Output the material exactly, but drop every image it holds.

*Data provided*.
___
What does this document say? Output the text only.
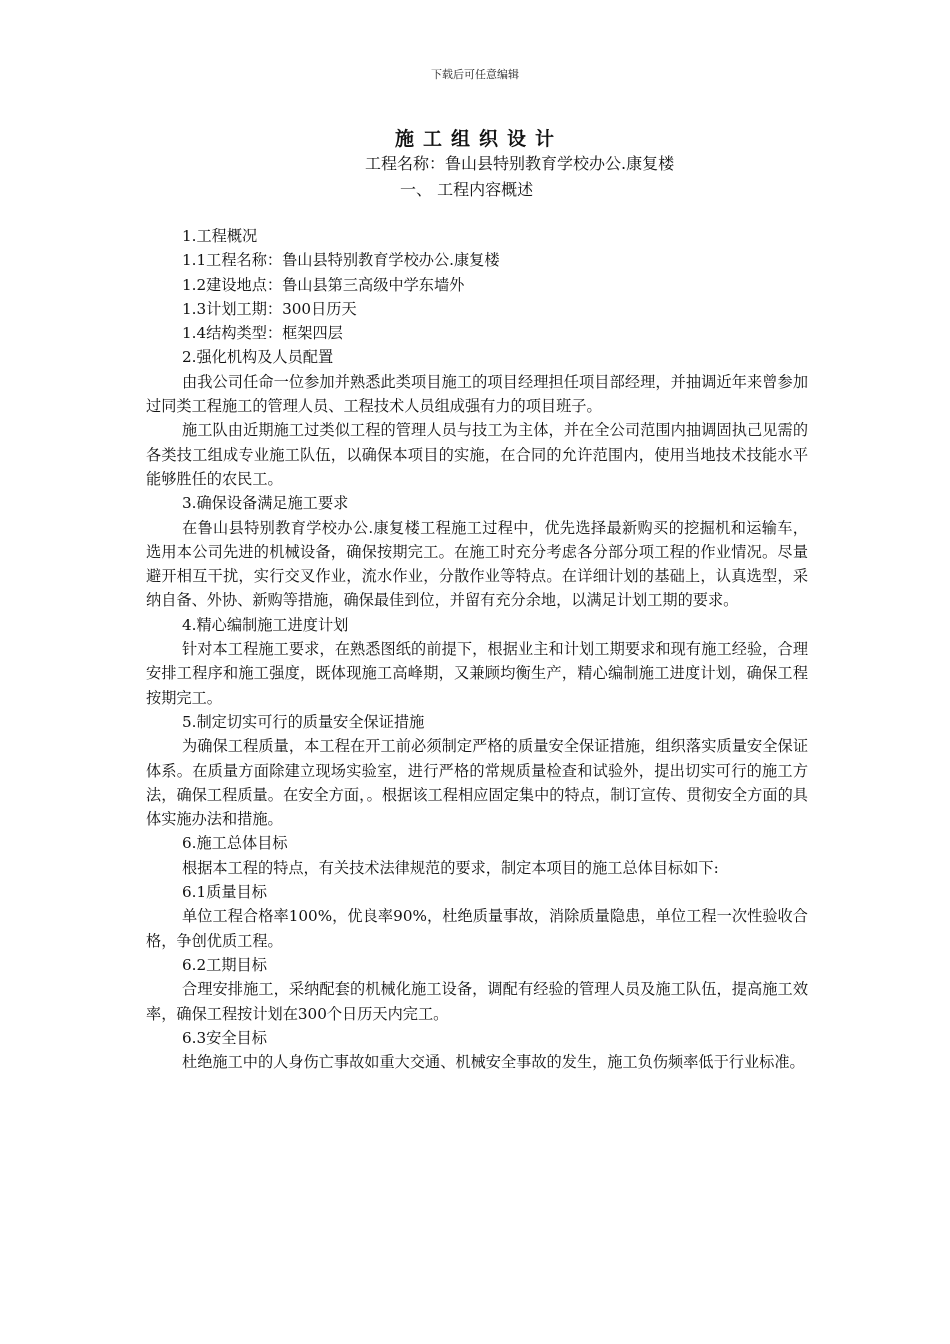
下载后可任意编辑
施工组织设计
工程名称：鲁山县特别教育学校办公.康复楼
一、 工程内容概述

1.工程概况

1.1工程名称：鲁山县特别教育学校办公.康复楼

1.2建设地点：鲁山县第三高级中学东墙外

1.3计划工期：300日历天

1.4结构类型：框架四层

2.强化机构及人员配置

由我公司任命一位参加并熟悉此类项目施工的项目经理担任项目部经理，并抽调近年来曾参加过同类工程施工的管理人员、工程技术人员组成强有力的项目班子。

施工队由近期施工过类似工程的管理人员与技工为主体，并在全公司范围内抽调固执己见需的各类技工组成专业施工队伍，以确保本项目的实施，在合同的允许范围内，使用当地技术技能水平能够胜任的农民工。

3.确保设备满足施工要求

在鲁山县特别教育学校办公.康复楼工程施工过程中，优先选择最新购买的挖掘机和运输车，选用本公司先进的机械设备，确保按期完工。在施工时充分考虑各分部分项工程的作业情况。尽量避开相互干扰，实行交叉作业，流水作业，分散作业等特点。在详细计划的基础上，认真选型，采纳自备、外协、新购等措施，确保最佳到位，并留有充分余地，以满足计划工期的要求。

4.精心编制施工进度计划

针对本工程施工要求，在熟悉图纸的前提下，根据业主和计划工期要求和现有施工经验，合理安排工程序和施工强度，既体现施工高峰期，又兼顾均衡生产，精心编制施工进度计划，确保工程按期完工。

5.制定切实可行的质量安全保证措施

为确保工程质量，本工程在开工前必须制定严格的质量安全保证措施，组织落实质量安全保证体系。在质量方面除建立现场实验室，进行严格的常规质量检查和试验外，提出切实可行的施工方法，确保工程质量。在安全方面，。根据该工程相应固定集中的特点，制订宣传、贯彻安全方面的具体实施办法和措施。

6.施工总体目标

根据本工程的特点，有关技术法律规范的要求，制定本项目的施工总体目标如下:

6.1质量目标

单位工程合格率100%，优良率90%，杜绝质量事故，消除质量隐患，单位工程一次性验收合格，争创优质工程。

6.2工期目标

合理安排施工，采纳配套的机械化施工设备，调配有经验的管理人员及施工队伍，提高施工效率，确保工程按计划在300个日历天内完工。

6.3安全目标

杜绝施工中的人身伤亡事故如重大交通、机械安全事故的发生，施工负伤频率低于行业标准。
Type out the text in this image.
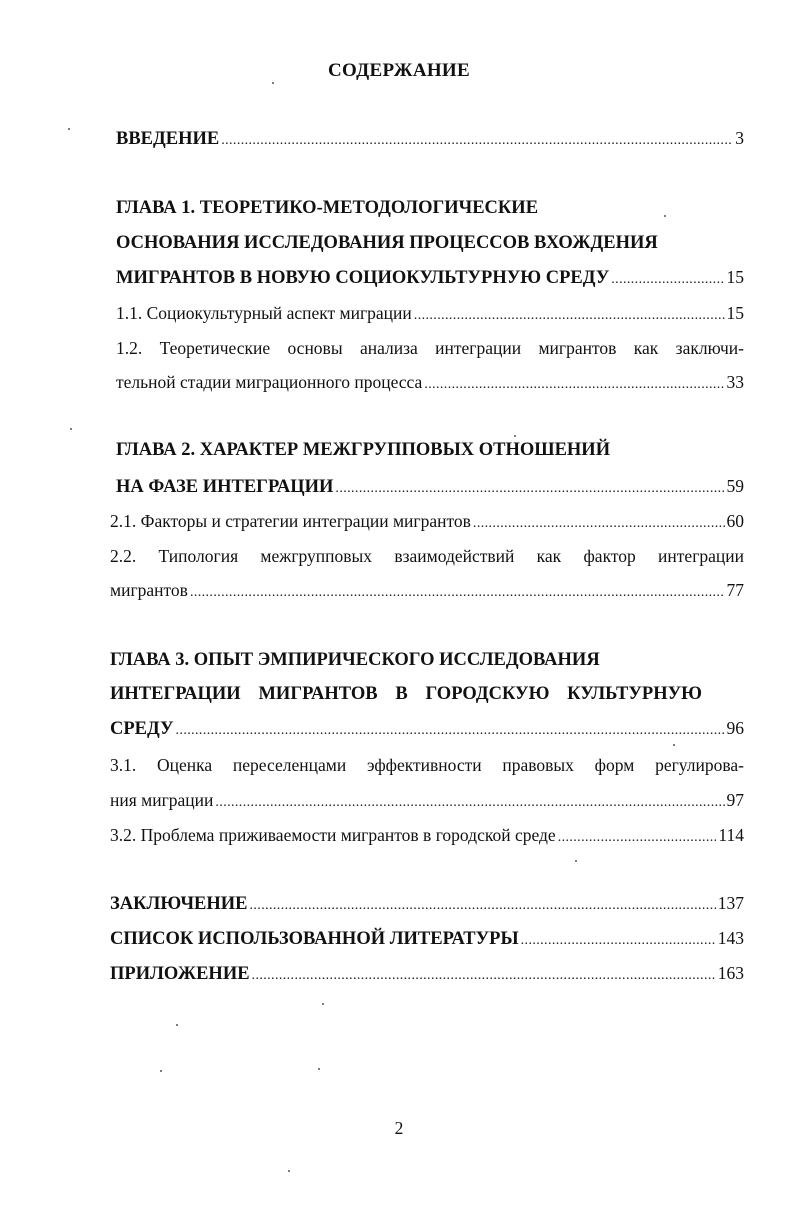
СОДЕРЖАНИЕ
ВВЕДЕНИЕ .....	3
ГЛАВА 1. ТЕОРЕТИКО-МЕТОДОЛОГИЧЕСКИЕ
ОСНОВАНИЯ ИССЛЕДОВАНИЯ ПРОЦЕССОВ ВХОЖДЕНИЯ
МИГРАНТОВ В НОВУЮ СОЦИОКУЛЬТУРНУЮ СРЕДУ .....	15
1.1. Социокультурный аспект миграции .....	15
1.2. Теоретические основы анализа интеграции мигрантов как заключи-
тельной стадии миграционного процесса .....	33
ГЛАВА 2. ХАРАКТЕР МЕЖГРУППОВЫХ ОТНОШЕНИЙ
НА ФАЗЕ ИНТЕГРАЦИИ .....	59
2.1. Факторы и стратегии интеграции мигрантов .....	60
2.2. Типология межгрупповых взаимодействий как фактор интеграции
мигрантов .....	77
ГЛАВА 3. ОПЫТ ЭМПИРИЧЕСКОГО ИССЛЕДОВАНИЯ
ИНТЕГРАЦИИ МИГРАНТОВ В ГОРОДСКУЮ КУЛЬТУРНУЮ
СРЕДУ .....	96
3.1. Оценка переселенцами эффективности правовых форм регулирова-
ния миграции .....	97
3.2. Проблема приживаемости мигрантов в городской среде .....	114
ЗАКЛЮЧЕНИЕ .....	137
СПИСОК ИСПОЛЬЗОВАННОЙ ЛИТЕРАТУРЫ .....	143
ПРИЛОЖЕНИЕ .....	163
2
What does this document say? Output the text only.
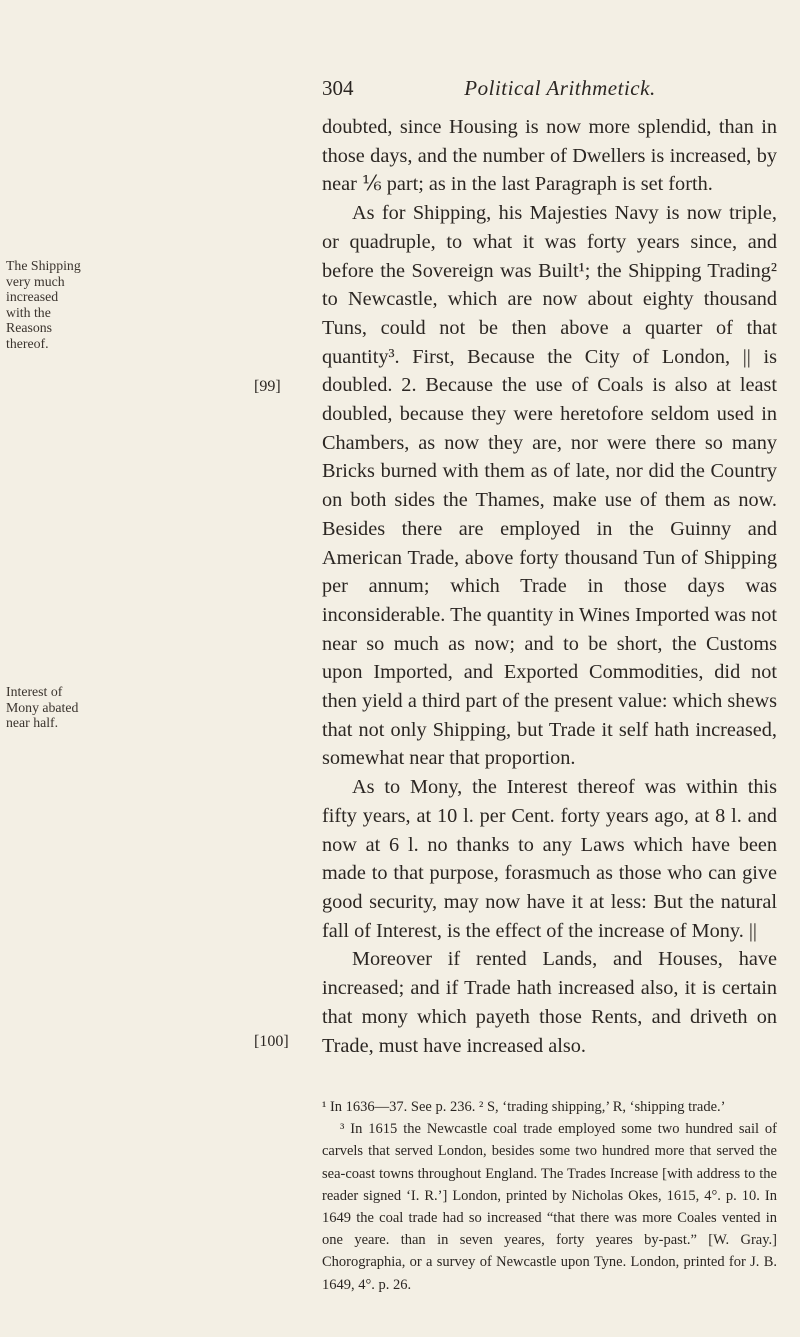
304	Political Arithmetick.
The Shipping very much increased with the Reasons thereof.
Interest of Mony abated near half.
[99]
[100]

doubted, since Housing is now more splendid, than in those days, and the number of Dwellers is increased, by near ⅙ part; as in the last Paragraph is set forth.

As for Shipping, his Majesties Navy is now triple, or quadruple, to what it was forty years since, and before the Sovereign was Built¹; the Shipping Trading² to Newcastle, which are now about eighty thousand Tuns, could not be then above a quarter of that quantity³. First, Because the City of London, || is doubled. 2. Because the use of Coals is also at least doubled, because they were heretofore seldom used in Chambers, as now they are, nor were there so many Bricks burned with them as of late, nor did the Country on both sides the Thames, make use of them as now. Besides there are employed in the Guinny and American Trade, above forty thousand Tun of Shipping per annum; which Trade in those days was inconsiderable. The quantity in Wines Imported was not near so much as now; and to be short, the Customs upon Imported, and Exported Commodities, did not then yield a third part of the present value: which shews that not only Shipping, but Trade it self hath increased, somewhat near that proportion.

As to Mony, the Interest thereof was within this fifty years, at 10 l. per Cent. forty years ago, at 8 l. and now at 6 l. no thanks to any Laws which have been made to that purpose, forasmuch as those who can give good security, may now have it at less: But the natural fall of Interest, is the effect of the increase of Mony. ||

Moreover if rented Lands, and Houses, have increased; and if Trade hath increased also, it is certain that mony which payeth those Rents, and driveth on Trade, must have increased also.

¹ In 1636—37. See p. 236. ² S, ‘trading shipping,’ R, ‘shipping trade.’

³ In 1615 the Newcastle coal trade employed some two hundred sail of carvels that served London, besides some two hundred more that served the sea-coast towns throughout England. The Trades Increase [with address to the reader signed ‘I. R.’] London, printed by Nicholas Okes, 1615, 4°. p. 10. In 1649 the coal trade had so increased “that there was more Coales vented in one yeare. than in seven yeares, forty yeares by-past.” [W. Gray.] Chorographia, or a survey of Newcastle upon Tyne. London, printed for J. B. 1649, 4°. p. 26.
___
*Solution*.
What does this document say? Output the text only.
下载后可任意编辑
施工组织设计
工程名称：鲁山县特别教育学校办公.康复楼
一、 工程内容概述

1.工程概况

1.1工程名称：鲁山县特别教育学校办公.康复楼

1.2建设地点：鲁山县第三高级中学东墙外

1.3计划工期：300日历天

1.4结构类型：框架四层

2.强化机构及人员配置

由我公司任命一位参加并熟悉此类项目施工的项目经理担任项目部经理，并抽调近年来曾参加过同类工程施工的管理人员、工程技术人员组成强有力的项目班子。

施工队由近期施工过类似工程的管理人员与技工为主体，并在全公司范围内抽调固执己见需的各类技工组成专业施工队伍，以确保本项目的实施，在合同的允许范围内，使用当地技术技能水平能够胜任的农民工。

3.确保设备满足施工要求

在鲁山县特别教育学校办公.康复楼工程施工过程中，优先选择最新购买的挖掘机和运输车，选用本公司先进的机械设备，确保按期完工。在施工时充分考虑各分部分项工程的作业情况。尽量避开相互干扰，实行交叉作业，流水作业，分散作业等特点。在详细计划的基础上，认真选型，采纳自备、外协、新购等措施，确保最佳到位，并留有充分余地，以满足计划工期的要求。

4.精心编制施工进度计划

针对本工程施工要求，在熟悉图纸的前提下，根据业主和计划工期要求和现有施工经验，合理安排工程序和施工强度，既体现施工高峰期，又兼顾均衡生产，精心编制施工进度计划，确保工程按期完工。

5.制定切实可行的质量安全保证措施

为确保工程质量，本工程在开工前必须制定严格的质量安全保证措施，组织落实质量安全保证体系。在质量方面除建立现场实验室，进行严格的常规质量检查和试验外，提出切实可行的施工方法，确保工程质量。在安全方面，。根据该工程相应固定集中的特点，制订宣传、贯彻安全方面的具体实施办法和措施。

6.施工总体目标

根据本工程的特点，有关技术法律规范的要求，制定本项目的施工总体目标如下:

6.1质量目标

单位工程合格率100%，优良率90%，杜绝质量事故，消除质量隐患，单位工程一次性验收合格，争创优质工程。

6.2工期目标

合理安排施工，采纳配套的机械化施工设备，调配有经验的管理人员及施工队伍，提高施工效率，确保工程按计划在300个日历天内完工。

6.3安全目标

杜绝施工中的人身伤亡事故如重大交通、机械安全事故的发生，施工负伤频率低于行业标准。
Type out the text in this image.
СОДЕРЖАНИЕ
ВВЕДЕНИЕ .....	3
ГЛАВА 1. ТЕОРЕТИКО-МЕТОДОЛОГИЧЕСКИЕ
ОСНОВАНИЯ ИССЛЕДОВАНИЯ ПРОЦЕССОВ ВХОЖДЕНИЯ
МИГРАНТОВ В НОВУЮ СОЦИОКУЛЬТУРНУЮ СРЕДУ .....	15
1.1. Социокультурный аспект миграции .....	15
1.2. Теоретические основы анализа интеграции мигрантов как заключи-
тельной стадии миграционного процесса .....	33
ГЛАВА 2. ХАРАКТЕР МЕЖГРУППОВЫХ ОТНОШЕНИЙ
НА ФАЗЕ ИНТЕГРАЦИИ .....	59
2.1. Факторы и стратегии интеграции мигрантов .....	60
2.2. Типология межгрупповых взаимодействий как фактор интеграции
мигрантов .....	77
ГЛАВА 3. ОПЫТ ЭМПИРИЧЕСКОГО ИССЛЕДОВАНИЯ
ИНТЕГРАЦИИ МИГРАНТОВ В ГОРОДСКУЮ КУЛЬТУРНУЮ
СРЕДУ .....	96
3.1. Оценка переселенцами эффективности правовых форм регулирова-
ния миграции .....	97
3.2. Проблема приживаемости мигрантов в городской среде .....	114
ЗАКЛЮЧЕНИЕ .....	137
СПИСОК ИСПОЛЬЗОВАННОЙ ЛИТЕРАТУРЫ .....	143
ПРИЛОЖЕНИЕ .....	163
2
What does this document say? Output the text only.
304	Political Arithmetick.
The Shipping very much increased with the Reasons thereof.
Interest of Mony abated near half.
[99]
[100]

doubted, since Housing is now more splendid, than in those days, and the number of Dwellers is increased, by near ⅙ part; as in the last Paragraph is set forth.

As for Shipping, his Majesties Navy is now triple, or quadruple, to what it was forty years since, and before the Sovereign was Built¹; the Shipping Trading² to Newcastle, which are now about eighty thousand Tuns, could not be then above a quarter of that quantity³. First, Because the City of London, || is doubled. 2. Because the use of Coals is also at least doubled, because they were heretofore seldom used in Chambers, as now they are, nor were there so many Bricks burned with them as of late, nor did the Country on both sides the Thames, make use of them as now. Besides there are employed in the Guinny and American Trade, above forty thousand Tun of Shipping per annum; which Trade in those days was inconsiderable. The quantity in Wines Imported was not near so much as now; and to be short, the Customs upon Imported, and Exported Commodities, did not then yield a third part of the present value: which shews that not only Shipping, but Trade it self hath increased, somewhat near that proportion.

As to Mony, the Interest thereof was within this fifty years, at 10 l. per Cent. forty years ago, at 8 l. and now at 6 l. no thanks to any Laws which have been made to that purpose, forasmuch as those who can give good security, may now have it at less: But the natural fall of Interest, is the effect of the increase of Mony. ||

Moreover if rented Lands, and Houses, have increased; and if Trade hath increased also, it is certain that mony which payeth those Rents, and driveth on Trade, must have increased also.

¹ In 1636—37. See p. 236. ² S, ‘trading shipping,’ R, ‘shipping trade.’

³ In 1615 the Newcastle coal trade employed some two hundred sail of carvels that served London, besides some two hundred more that served the sea-coast towns throughout England. The Trades Increase [with address to the reader signed ‘I. R.’] London, printed by Nicholas Okes, 1615, 4°. p. 10. In 1649 the coal trade had so increased “that there was more Coales vented in one yeare. than in seven yeares, forty yeares by-past.” [W. Gray.] Chorographia, or a survey of Newcastle upon Tyne. London, printed for J. B. 1649, 4°. p. 26.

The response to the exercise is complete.